* Dataset rows
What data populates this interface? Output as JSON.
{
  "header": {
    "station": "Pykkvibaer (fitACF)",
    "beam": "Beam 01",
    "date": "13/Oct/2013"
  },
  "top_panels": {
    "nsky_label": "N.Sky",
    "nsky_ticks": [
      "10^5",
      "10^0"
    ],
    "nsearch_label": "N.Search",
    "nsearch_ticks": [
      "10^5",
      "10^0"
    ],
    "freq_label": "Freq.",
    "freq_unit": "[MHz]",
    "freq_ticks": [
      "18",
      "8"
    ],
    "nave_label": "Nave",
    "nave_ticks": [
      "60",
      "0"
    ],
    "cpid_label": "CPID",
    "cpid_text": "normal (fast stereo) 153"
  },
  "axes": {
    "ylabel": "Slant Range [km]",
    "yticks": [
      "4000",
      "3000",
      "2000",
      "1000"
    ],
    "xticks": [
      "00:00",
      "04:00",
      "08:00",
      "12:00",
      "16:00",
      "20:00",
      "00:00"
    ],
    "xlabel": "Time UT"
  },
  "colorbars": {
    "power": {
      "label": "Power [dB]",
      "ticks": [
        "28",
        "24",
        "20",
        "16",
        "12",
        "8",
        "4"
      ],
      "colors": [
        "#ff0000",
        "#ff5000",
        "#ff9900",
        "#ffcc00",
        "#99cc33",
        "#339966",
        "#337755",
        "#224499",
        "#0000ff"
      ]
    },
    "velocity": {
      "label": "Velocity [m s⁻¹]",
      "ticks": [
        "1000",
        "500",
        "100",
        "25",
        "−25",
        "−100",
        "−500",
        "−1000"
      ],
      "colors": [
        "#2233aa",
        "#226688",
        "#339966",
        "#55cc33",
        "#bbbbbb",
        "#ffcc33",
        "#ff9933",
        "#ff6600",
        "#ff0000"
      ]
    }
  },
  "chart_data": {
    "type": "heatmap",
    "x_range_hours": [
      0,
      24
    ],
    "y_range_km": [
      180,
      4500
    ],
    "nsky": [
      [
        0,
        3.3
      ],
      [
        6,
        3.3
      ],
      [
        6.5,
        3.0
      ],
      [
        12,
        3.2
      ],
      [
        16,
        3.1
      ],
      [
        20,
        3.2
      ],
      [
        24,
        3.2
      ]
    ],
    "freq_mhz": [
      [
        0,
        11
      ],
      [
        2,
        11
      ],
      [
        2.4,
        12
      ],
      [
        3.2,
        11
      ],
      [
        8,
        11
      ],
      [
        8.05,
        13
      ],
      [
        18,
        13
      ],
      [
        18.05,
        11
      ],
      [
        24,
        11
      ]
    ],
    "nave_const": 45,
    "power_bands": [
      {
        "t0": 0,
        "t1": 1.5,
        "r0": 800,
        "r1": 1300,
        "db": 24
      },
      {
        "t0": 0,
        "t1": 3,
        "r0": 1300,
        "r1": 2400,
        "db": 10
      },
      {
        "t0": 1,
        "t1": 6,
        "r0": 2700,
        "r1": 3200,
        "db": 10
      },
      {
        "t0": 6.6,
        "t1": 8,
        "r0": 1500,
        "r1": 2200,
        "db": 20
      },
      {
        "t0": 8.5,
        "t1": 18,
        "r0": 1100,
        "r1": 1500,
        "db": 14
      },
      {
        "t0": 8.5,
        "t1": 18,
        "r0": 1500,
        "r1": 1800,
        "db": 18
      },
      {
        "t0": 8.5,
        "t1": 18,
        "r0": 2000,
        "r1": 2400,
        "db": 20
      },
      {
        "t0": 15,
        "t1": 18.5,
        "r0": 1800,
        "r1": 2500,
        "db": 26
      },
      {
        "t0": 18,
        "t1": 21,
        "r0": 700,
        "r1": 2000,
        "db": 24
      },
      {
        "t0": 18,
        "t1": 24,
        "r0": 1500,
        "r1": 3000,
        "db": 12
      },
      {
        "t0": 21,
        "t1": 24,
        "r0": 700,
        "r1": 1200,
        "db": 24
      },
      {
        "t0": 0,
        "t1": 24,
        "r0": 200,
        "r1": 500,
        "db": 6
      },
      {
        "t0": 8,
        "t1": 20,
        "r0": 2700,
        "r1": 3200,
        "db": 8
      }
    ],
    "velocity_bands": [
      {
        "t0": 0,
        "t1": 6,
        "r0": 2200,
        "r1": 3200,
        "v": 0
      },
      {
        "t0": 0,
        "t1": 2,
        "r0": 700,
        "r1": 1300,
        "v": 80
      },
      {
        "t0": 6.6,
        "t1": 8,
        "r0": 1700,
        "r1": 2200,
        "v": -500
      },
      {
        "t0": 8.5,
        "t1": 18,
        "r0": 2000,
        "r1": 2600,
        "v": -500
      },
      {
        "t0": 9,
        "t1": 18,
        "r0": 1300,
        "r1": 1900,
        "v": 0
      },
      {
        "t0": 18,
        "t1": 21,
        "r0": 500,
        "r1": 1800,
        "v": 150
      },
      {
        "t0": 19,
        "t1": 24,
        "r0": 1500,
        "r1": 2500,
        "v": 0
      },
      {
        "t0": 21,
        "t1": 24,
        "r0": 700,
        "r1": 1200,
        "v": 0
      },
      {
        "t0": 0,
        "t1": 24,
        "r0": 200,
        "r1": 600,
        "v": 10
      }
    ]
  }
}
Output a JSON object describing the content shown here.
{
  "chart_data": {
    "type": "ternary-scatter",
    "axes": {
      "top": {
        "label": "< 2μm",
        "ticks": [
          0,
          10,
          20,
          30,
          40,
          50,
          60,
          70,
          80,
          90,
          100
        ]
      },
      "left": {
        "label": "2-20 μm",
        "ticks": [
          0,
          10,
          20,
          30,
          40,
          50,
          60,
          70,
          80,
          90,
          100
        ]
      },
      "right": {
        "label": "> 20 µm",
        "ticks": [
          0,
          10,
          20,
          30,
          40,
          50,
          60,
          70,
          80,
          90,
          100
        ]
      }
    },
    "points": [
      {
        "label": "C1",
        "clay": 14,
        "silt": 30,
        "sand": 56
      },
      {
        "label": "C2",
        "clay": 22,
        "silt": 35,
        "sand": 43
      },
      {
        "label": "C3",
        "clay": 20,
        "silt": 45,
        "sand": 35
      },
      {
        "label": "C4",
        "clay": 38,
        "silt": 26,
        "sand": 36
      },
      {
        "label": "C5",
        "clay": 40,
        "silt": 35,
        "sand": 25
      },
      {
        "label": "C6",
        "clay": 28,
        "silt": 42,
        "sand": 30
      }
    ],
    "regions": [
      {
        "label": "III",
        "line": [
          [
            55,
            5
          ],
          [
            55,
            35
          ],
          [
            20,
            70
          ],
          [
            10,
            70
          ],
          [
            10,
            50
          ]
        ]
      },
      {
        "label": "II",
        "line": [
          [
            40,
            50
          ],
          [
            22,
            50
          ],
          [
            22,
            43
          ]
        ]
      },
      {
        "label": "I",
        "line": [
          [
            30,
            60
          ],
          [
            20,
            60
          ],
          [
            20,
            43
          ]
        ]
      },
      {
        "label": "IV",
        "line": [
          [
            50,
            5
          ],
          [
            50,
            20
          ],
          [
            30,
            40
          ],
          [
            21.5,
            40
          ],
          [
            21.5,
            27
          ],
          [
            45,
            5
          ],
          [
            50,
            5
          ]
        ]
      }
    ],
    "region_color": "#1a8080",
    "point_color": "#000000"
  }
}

* Requirements
Output all records verbatim.

* Full output
What data populates this interface? Output as JSON.
{
  "header": {
    "station": "Pykkvibaer (fitACF)",
    "beam": "Beam 01",
    "date": "13/Oct/2013"
  },
  "top_panels": {
    "nsky_label": "N.Sky",
    "nsky_ticks": [
      "10^5",
      "10^0"
    ],
    "nsearch_label": "N.Search",
    "nsearch_ticks": [
      "10^5",
      "10^0"
    ],
    "freq_label": "Freq.",
    "freq_unit": "[MHz]",
    "freq_ticks": [
      "18",
      "8"
    ],
    "nave_label": "Nave",
    "nave_ticks": [
      "60",
      "0"
    ],
    "cpid_label": "CPID",
    "cpid_text": "normal (fast stereo) 153"
  },
  "axes": {
    "ylabel": "Slant Range [km]",
    "yticks": [
      "4000",
      "3000",
      "2000",
      "1000"
    ],
    "xticks": [
      "00:00",
      "04:00",
      "08:00",
      "12:00",
      "16:00",
      "20:00",
      "00:00"
    ],
    "xlabel": "Time UT"
  },
  "colorbars": {
    "power": {
      "label": "Power [dB]",
      "ticks": [
        "28",
        "24",
        "20",
        "16",
        "12",
        "8",
        "4"
      ],
      "colors": [
        "#ff0000",
        "#ff5000",
        "#ff9900",
        "#ffcc00",
        "#99cc33",
        "#339966",
        "#337755",
        "#224499",
        "#0000ff"
      ]
    },
    "velocity": {
      "label": "Velocity [m s⁻¹]",
      "ticks": [
        "1000",
        "500",
        "100",
        "25",
        "−25",
        "−100",
        "−500",
        "−1000"
      ],
      "colors": [
        "#2233aa",
        "#226688",
        "#339966",
        "#55cc33",
        "#bbbbbb",
        "#ffcc33",
        "#ff9933",
        "#ff6600",
        "#ff0000"
      ]
    }
  },
  "chart_data": {
    "type": "heatmap",
    "x_range_hours": [
      0,
      24
    ],
    "y_range_km": [
      180,
      4500
    ],
    "nsky": [
      [
        0,
        3.3
      ],
      [
        6,
        3.3
      ],
      [
        6.5,
        3.0
      ],
      [
        12,
        3.2
      ],
      [
        16,
        3.1
      ],
      [
        20,
        3.2
      ],
      [
        24,
        3.2
      ]
    ],
    "freq_mhz": [
      [
        0,
        11
      ],
      [
        2,
        11
      ],
      [
        2.4,
        12
      ],
      [
        3.2,
        11
      ],
      [
        8,
        11
      ],
      [
        8.05,
        13
      ],
      [
        18,
        13
      ],
      [
        18.05,
        11
      ],
      [
        24,
        11
      ]
    ],
    "nave_const": 45,
    "power_bands": [
      {
        "t0": 0,
        "t1": 1.5,
        "r0": 800,
        "r1": 1300,
        "db": 24
      },
      {
        "t0": 0,
        "t1": 3,
        "r0": 1300,
        "r1": 2400,
        "db": 10
      },
      {
        "t0": 1,
        "t1": 6,
        "r0": 2700,
        "r1": 3200,
        "db": 10
      },
      {
        "t0": 6.6,
        "t1": 8,
        "r0": 1500,
        "r1": 2200,
        "db": 20
      },
      {
        "t0": 8.5,
        "t1": 18,
        "r0": 1100,
        "r1": 1500,
        "db": 14
      },
      {
        "t0": 8.5,
        "t1": 18,
        "r0": 1500,
        "r1": 1800,
        "db": 18
      },
      {
        "t0": 8.5,
        "t1": 18,
        "r0": 2000,
        "r1": 2400,
        "db": 20
      },
      {
        "t0": 15,
        "t1": 18.5,
        "r0": 1800,
        "r1": 2500,
        "db": 26
      },
      {
        "t0": 18,
        "t1": 21,
        "r0": 700,
        "r1": 2000,
        "db": 24
      },
      {
        "t0": 18,
        "t1": 24,
        "r0": 1500,
        "r1": 3000,
        "db": 12
      },
      {
        "t0": 21,
        "t1": 24,
        "r0": 700,
        "r1": 1200,
        "db": 24
      },
      {
        "t0": 0,
        "t1": 24,
        "r0": 200,
        "r1": 500,
        "db": 6
      },
      {
        "t0": 8,
        "t1": 20,
        "r0": 2700,
        "r1": 3200,
        "db": 8
      }
    ],
    "velocity_bands": [
      {
        "t0": 0,
        "t1": 6,
        "r0": 2200,
        "r1": 3200,
        "v": 0
      },
      {
        "t0": 0,
        "t1": 2,
        "r0": 700,
        "r1": 1300,
        "v": 80
      },
      {
        "t0": 6.6,
        "t1": 8,
        "r0": 1700,
        "r1": 2200,
        "v": -500
      },
      {
        "t0": 8.5,
        "t1": 18,
        "r0": 2000,
        "r1": 2600,
        "v": -500
      },
      {
        "t0": 9,
        "t1": 18,
        "r0": 1300,
        "r1": 1900,
        "v": 0
      },
      {
        "t0": 18,
        "t1": 21,
        "r0": 500,
        "r1": 1800,
        "v": 150
      },
      {
        "t0": 19,
        "t1": 24,
        "r0": 1500,
        "r1": 2500,
        "v": 0
      },
      {
        "t0": 21,
        "t1": 24,
        "r0": 700,
        "r1": 1200,
        "v": 0
      },
      {
        "t0": 0,
        "t1": 24,
        "r0": 200,
        "r1": 600,
        "v": 10
      }
    ]
  }
}
Output a JSON object describing the content shown here.
{
  "chart_data": {
    "type": "ternary-scatter",
    "axes": {
      "top": {
        "label": "< 2μm",
        "ticks": [
          0,
          10,
          20,
          30,
          40,
          50,
          60,
          70,
          80,
          90,
          100
        ]
      },
      "left": {
        "label": "2-20 μm",
        "ticks": [
          0,
          10,
          20,
          30,
          40,
          50,
          60,
          70,
          80,
          90,
          100
        ]
      },
      "right": {
        "label": "> 20 µm",
        "ticks": [
          0,
          10,
          20,
          30,
          40,
          50,
          60,
          70,
          80,
          90,
          100
        ]
      }
    },
    "points": [
      {
        "label": "C1",
        "clay": 14,
        "silt": 30,
        "sand": 56
      },
      {
        "label": "C2",
        "clay": 22,
        "silt": 35,
        "sand": 43
      },
      {
        "label": "C3",
        "clay": 20,
        "silt": 45,
        "sand": 35
      },
      {
        "label": "C4",
        "clay": 38,
        "silt": 26,
        "sand": 36
      },
      {
        "label": "C5",
        "clay": 40,
        "silt": 35,
        "sand": 25
      },
      {
        "label": "C6",
        "clay": 28,
        "silt": 42,
        "sand": 30
      }
    ],
    "regions": [
      {
        "label": "III",
        "line": [
          [
            55,
            5
          ],
          [
            55,
            35
          ],
          [
            20,
            70
          ],
          [
            10,
            70
          ],
          [
            10,
            50
          ]
        ]
      },
      {
        "label": "II",
        "line": [
          [
            40,
            50
          ],
          [
            22,
            50
          ],
          [
            22,
            43
          ]
        ]
      },
      {
        "label": "I",
        "line": [
          [
            30,
            60
          ],
          [
            20,
            60
          ],
          [
            20,
            43
          ]
        ]
      },
      {
        "label": "IV",
        "line": [
          [
            50,
            5
          ],
          [
            50,
            20
          ],
          [
            30,
            40
          ],
          [
            21.5,
            40
          ],
          [
            21.5,
            27
          ],
          [
            45,
            5
          ],
          [
            50,
            5
          ]
        ]
      }
    ],
    "region_color": "#1a8080",
    "point_color": "#000000"
  }
}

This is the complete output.